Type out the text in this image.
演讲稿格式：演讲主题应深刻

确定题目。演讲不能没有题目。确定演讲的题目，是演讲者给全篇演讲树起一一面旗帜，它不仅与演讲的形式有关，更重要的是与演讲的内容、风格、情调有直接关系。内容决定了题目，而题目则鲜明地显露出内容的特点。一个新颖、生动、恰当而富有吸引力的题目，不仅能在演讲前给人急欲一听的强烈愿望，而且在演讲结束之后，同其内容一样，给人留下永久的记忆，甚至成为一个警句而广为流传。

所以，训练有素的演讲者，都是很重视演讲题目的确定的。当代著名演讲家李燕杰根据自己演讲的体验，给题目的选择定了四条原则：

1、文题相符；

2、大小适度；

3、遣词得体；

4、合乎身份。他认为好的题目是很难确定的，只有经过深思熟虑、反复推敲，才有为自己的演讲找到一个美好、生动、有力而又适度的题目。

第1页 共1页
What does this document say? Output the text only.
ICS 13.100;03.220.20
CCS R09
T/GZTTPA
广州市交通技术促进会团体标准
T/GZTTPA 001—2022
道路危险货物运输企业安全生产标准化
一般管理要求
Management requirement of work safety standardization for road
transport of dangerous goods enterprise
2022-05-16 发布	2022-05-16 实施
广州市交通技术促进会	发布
_ _ _ _ _
* [WRITTEN REQUEST]: Give the lines exactly as they stand, from the line with "What does this" through the end of the material.

* [RESULT OF THIS TASK]:
What does this document say? Output the text only.
ICS 13.100;03.220.20
CCS R09
T/GZTTPA
广州市交通技术促进会团体标准
T/GZTTPA 001—2022
道路危险货物运输企业安全生产标准化
一般管理要求
Management requirement of work safety standardization for road
transport of dangerous goods enterprise
2022-05-16 发布	2022-05-16 实施
广州市交通技术促进会	发布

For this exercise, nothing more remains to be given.